BRIEF =>
Every line that contains the word "Actual" should be copied out.

________________

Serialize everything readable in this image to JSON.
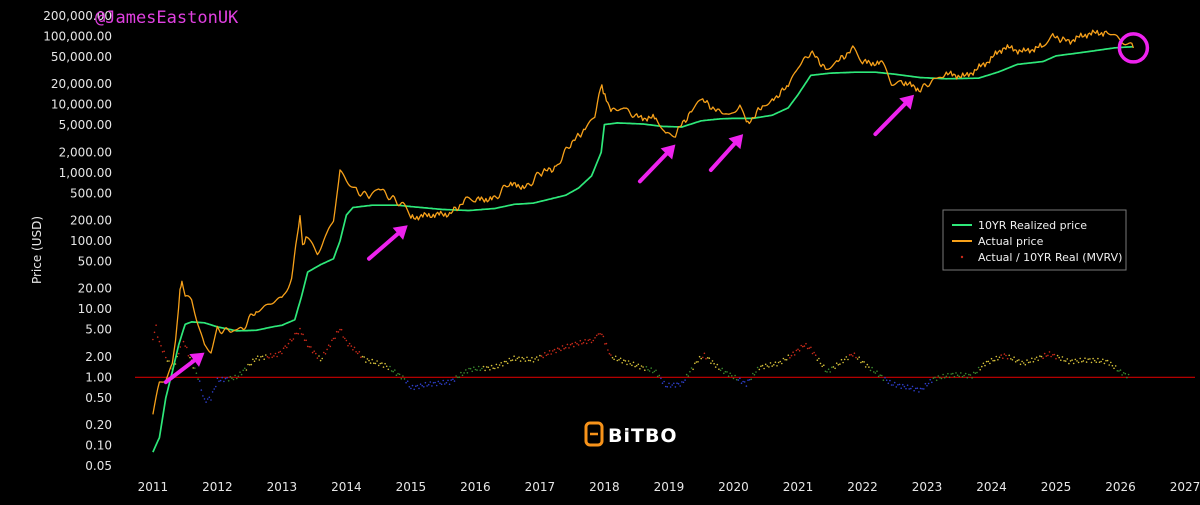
{
  "handle": "@JamesEastonUK",
  "logo": {
    "text": "BiTBO",
    "color": "#f7931a"
  },
  "chart_data": {
    "type": "line",
    "title": "",
    "xlabel": "",
    "ylabel": "Price (USD)",
    "yscale": "log",
    "ylim": [
      0.05,
      200000
    ],
    "xlim": [
      2010.8,
      2027
    ],
    "xticks": [
      "2011",
      "2012",
      "2013",
      "2014",
      "2015",
      "2016",
      "2017",
      "2018",
      "2019",
      "2020",
      "2021",
      "2022",
      "2023",
      "2024",
      "2025",
      "2026",
      "2027"
    ],
    "yticks": [
      {
        "value": 200000,
        "label": "200,000.00"
      },
      {
        "value": 100000,
        "label": "100,000.00"
      },
      {
        "value": 50000,
        "label": "50,000.00"
      },
      {
        "value": 20000,
        "label": "20,000.00"
      },
      {
        "value": 10000,
        "label": "10,000.00"
      },
      {
        "value": 5000,
        "label": "5,000.00"
      },
      {
        "value": 2000,
        "label": "2,000.00"
      },
      {
        "value": 1000,
        "label": "1,000.00"
      },
      {
        "value": 500,
        "label": "500.00"
      },
      {
        "value": 200,
        "label": "200.00"
      },
      {
        "value": 100,
        "label": "100.00"
      },
      {
        "value": 50,
        "label": "50.00"
      },
      {
        "value": 20,
        "label": "20.00"
      },
      {
        "value": 10,
        "label": "10.00"
      },
      {
        "value": 5,
        "label": "5.00"
      },
      {
        "value": 2,
        "label": "2.00"
      },
      {
        "value": 1,
        "label": "1.00"
      },
      {
        "value": 0.5,
        "label": "0.50"
      },
      {
        "value": 0.2,
        "label": "0.20"
      },
      {
        "value": 0.1,
        "label": "0.10"
      },
      {
        "value": 0.05,
        "label": "0.05"
      }
    ],
    "grid": false,
    "legend_position": "right",
    "reference_line": {
      "value": 1.0,
      "color": "#cc0000"
    },
    "series": [
      {
        "name": "10YR Realized price",
        "color": "#2ee87a",
        "points": [
          [
            2011.0,
            0.08
          ],
          [
            2011.1,
            0.13
          ],
          [
            2011.2,
            0.5
          ],
          [
            2011.3,
            1.2
          ],
          [
            2011.4,
            3.0
          ],
          [
            2011.5,
            6.0
          ],
          [
            2011.6,
            6.5
          ],
          [
            2011.8,
            6.3
          ],
          [
            2012.0,
            5.5
          ],
          [
            2012.3,
            4.8
          ],
          [
            2012.6,
            4.9
          ],
          [
            2012.9,
            5.6
          ],
          [
            2013.0,
            5.8
          ],
          [
            2013.2,
            7.0
          ],
          [
            2013.3,
            15
          ],
          [
            2013.4,
            35
          ],
          [
            2013.6,
            45
          ],
          [
            2013.8,
            55
          ],
          [
            2013.9,
            100
          ],
          [
            2014.0,
            240
          ],
          [
            2014.1,
            310
          ],
          [
            2014.4,
            335
          ],
          [
            2014.8,
            335
          ],
          [
            2015.0,
            320
          ],
          [
            2015.5,
            290
          ],
          [
            2015.9,
            280
          ],
          [
            2016.3,
            300
          ],
          [
            2016.6,
            345
          ],
          [
            2016.9,
            360
          ],
          [
            2017.1,
            400
          ],
          [
            2017.4,
            470
          ],
          [
            2017.6,
            600
          ],
          [
            2017.8,
            900
          ],
          [
            2017.95,
            2000
          ],
          [
            2018.0,
            5100
          ],
          [
            2018.2,
            5400
          ],
          [
            2018.6,
            5200
          ],
          [
            2018.9,
            4800
          ],
          [
            2019.2,
            4700
          ],
          [
            2019.5,
            5800
          ],
          [
            2019.8,
            6200
          ],
          [
            2020.0,
            6300
          ],
          [
            2020.3,
            6300
          ],
          [
            2020.6,
            7000
          ],
          [
            2020.85,
            9000
          ],
          [
            2021.0,
            14000
          ],
          [
            2021.2,
            27000
          ],
          [
            2021.5,
            29000
          ],
          [
            2021.9,
            30000
          ],
          [
            2022.2,
            30000
          ],
          [
            2022.5,
            28000
          ],
          [
            2022.9,
            25000
          ],
          [
            2023.3,
            24000
          ],
          [
            2023.8,
            24500
          ],
          [
            2024.1,
            30000
          ],
          [
            2024.4,
            39000
          ],
          [
            2024.8,
            43000
          ],
          [
            2025.0,
            52000
          ],
          [
            2025.5,
            60000
          ],
          [
            2025.9,
            68000
          ],
          [
            2026.2,
            71000
          ]
        ]
      },
      {
        "name": "Actual price",
        "color": "#f7a11a",
        "points": [
          [
            2011.0,
            0.3
          ],
          [
            2011.1,
            0.8
          ],
          [
            2011.2,
            0.9
          ],
          [
            2011.3,
            1.5
          ],
          [
            2011.35,
            3.5
          ],
          [
            2011.42,
            18
          ],
          [
            2011.45,
            28
          ],
          [
            2011.5,
            15
          ],
          [
            2011.6,
            13
          ],
          [
            2011.7,
            6
          ],
          [
            2011.8,
            3
          ],
          [
            2011.9,
            2.5
          ],
          [
            2012.0,
            5
          ],
          [
            2012.2,
            4.8
          ],
          [
            2012.4,
            5.2
          ],
          [
            2012.6,
            10
          ],
          [
            2012.75,
            11
          ],
          [
            2012.9,
            13
          ],
          [
            2013.0,
            14
          ],
          [
            2013.15,
            30
          ],
          [
            2013.28,
            230
          ],
          [
            2013.32,
            90
          ],
          [
            2013.4,
            110
          ],
          [
            2013.55,
            70
          ],
          [
            2013.7,
            120
          ],
          [
            2013.8,
            200
          ],
          [
            2013.9,
            1100
          ],
          [
            2014.0,
            800
          ],
          [
            2014.15,
            550
          ],
          [
            2014.35,
            450
          ],
          [
            2014.5,
            600
          ],
          [
            2014.7,
            420
          ],
          [
            2014.9,
            330
          ],
          [
            2015.0,
            220
          ],
          [
            2015.3,
            240
          ],
          [
            2015.6,
            250
          ],
          [
            2015.85,
            390
          ],
          [
            2016.0,
            400
          ],
          [
            2016.3,
            420
          ],
          [
            2016.5,
            680
          ],
          [
            2016.8,
            620
          ],
          [
            2017.0,
            1000
          ],
          [
            2017.25,
            1200
          ],
          [
            2017.45,
            2500
          ],
          [
            2017.7,
            4400
          ],
          [
            2017.85,
            7000
          ],
          [
            2017.96,
            19000
          ],
          [
            2018.1,
            8000
          ],
          [
            2018.3,
            9000
          ],
          [
            2018.5,
            6500
          ],
          [
            2018.8,
            6300
          ],
          [
            2018.95,
            3500
          ],
          [
            2019.1,
            3800
          ],
          [
            2019.35,
            8000
          ],
          [
            2019.5,
            12000
          ],
          [
            2019.75,
            8000
          ],
          [
            2019.95,
            7200
          ],
          [
            2020.1,
            10000
          ],
          [
            2020.2,
            5000
          ],
          [
            2020.45,
            9500
          ],
          [
            2020.6,
            11500
          ],
          [
            2020.85,
            19000
          ],
          [
            2021.0,
            35000
          ],
          [
            2021.2,
            60000
          ],
          [
            2021.45,
            32000
          ],
          [
            2021.6,
            42000
          ],
          [
            2021.85,
            65000
          ],
          [
            2022.0,
            42000
          ],
          [
            2022.3,
            40000
          ],
          [
            2022.45,
            21000
          ],
          [
            2022.6,
            22000
          ],
          [
            2022.9,
            16500
          ],
          [
            2023.1,
            23000
          ],
          [
            2023.3,
            28000
          ],
          [
            2023.6,
            26000
          ],
          [
            2023.9,
            40000
          ],
          [
            2024.2,
            70000
          ],
          [
            2024.5,
            60000
          ],
          [
            2024.8,
            72000
          ],
          [
            2024.95,
            100000
          ],
          [
            2025.2,
            85000
          ],
          [
            2025.5,
            110000
          ],
          [
            2025.8,
            115000
          ],
          [
            2025.95,
            100000
          ],
          [
            2026.1,
            78000
          ],
          [
            2026.2,
            68000
          ]
        ]
      },
      {
        "name": "Actual / 10YR Real (MVRV)",
        "color": "#cc2a1a",
        "marker": "dot",
        "points": [
          [
            2011.0,
            3.8
          ],
          [
            2011.05,
            5.5
          ],
          [
            2011.1,
            3.2
          ],
          [
            2011.2,
            2.0
          ],
          [
            2011.3,
            1.3
          ],
          [
            2011.4,
            2.2
          ],
          [
            2011.45,
            4.0
          ],
          [
            2011.55,
            2.2
          ],
          [
            2011.7,
            1.0
          ],
          [
            2011.8,
            0.45
          ],
          [
            2011.9,
            0.5
          ],
          [
            2012.0,
            0.9
          ],
          [
            2012.3,
            1.0
          ],
          [
            2012.6,
            1.9
          ],
          [
            2012.9,
            2.1
          ],
          [
            2013.0,
            2.4
          ],
          [
            2013.28,
            5.0
          ],
          [
            2013.4,
            3.0
          ],
          [
            2013.6,
            1.8
          ],
          [
            2013.9,
            5.2
          ],
          [
            2014.0,
            3.3
          ],
          [
            2014.3,
            1.8
          ],
          [
            2014.6,
            1.5
          ],
          [
            2014.9,
            0.95
          ],
          [
            2015.0,
            0.7
          ],
          [
            2015.3,
            0.8
          ],
          [
            2015.6,
            0.85
          ],
          [
            2015.9,
            1.3
          ],
          [
            2016.3,
            1.4
          ],
          [
            2016.6,
            1.9
          ],
          [
            2016.9,
            1.8
          ],
          [
            2017.2,
            2.4
          ],
          [
            2017.5,
            3.0
          ],
          [
            2017.8,
            3.5
          ],
          [
            2017.96,
            4.3
          ],
          [
            2018.1,
            2.0
          ],
          [
            2018.4,
            1.6
          ],
          [
            2018.8,
            1.2
          ],
          [
            2018.95,
            0.75
          ],
          [
            2019.2,
            0.8
          ],
          [
            2019.45,
            1.8
          ],
          [
            2019.55,
            2.1
          ],
          [
            2019.8,
            1.3
          ],
          [
            2020.2,
            0.8
          ],
          [
            2020.4,
            1.4
          ],
          [
            2020.7,
            1.6
          ],
          [
            2020.9,
            2.1
          ],
          [
            2021.1,
            3.0
          ],
          [
            2021.2,
            2.6
          ],
          [
            2021.45,
            1.2
          ],
          [
            2021.85,
            2.2
          ],
          [
            2022.1,
            1.4
          ],
          [
            2022.45,
            0.8
          ],
          [
            2022.9,
            0.65
          ],
          [
            2023.1,
            0.95
          ],
          [
            2023.4,
            1.1
          ],
          [
            2023.7,
            1.05
          ],
          [
            2023.9,
            1.6
          ],
          [
            2024.2,
            2.1
          ],
          [
            2024.5,
            1.6
          ],
          [
            2024.9,
            2.2
          ],
          [
            2025.2,
            1.7
          ],
          [
            2025.5,
            1.8
          ],
          [
            2025.8,
            1.7
          ],
          [
            2026.0,
            1.2
          ],
          [
            2026.15,
            1.0
          ]
        ]
      }
    ],
    "annotations": [
      {
        "type": "arrow",
        "color": "#ee22ee",
        "from": [
          2011.2,
          0.85
        ],
        "to": [
          2011.8,
          2.3
        ]
      },
      {
        "type": "arrow",
        "color": "#ee22ee",
        "from": [
          2014.35,
          55
        ],
        "to": [
          2014.95,
          170
        ]
      },
      {
        "type": "arrow",
        "color": "#ee22ee",
        "from": [
          2018.55,
          750
        ],
        "to": [
          2019.1,
          2600
        ]
      },
      {
        "type": "arrow",
        "color": "#ee22ee",
        "from": [
          2019.65,
          1100
        ],
        "to": [
          2020.15,
          3700
        ]
      },
      {
        "type": "arrow",
        "color": "#ee22ee",
        "from": [
          2022.2,
          3700
        ],
        "to": [
          2022.8,
          14000
        ]
      },
      {
        "type": "circle",
        "color": "#ee22ee",
        "center": [
          2026.2,
          68000
        ]
      }
    ]
  }
}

________________

THE COMPLETED TASK =>
        "name": "Actual price",
        "name": "Actual / 10YR Real (MVRV)",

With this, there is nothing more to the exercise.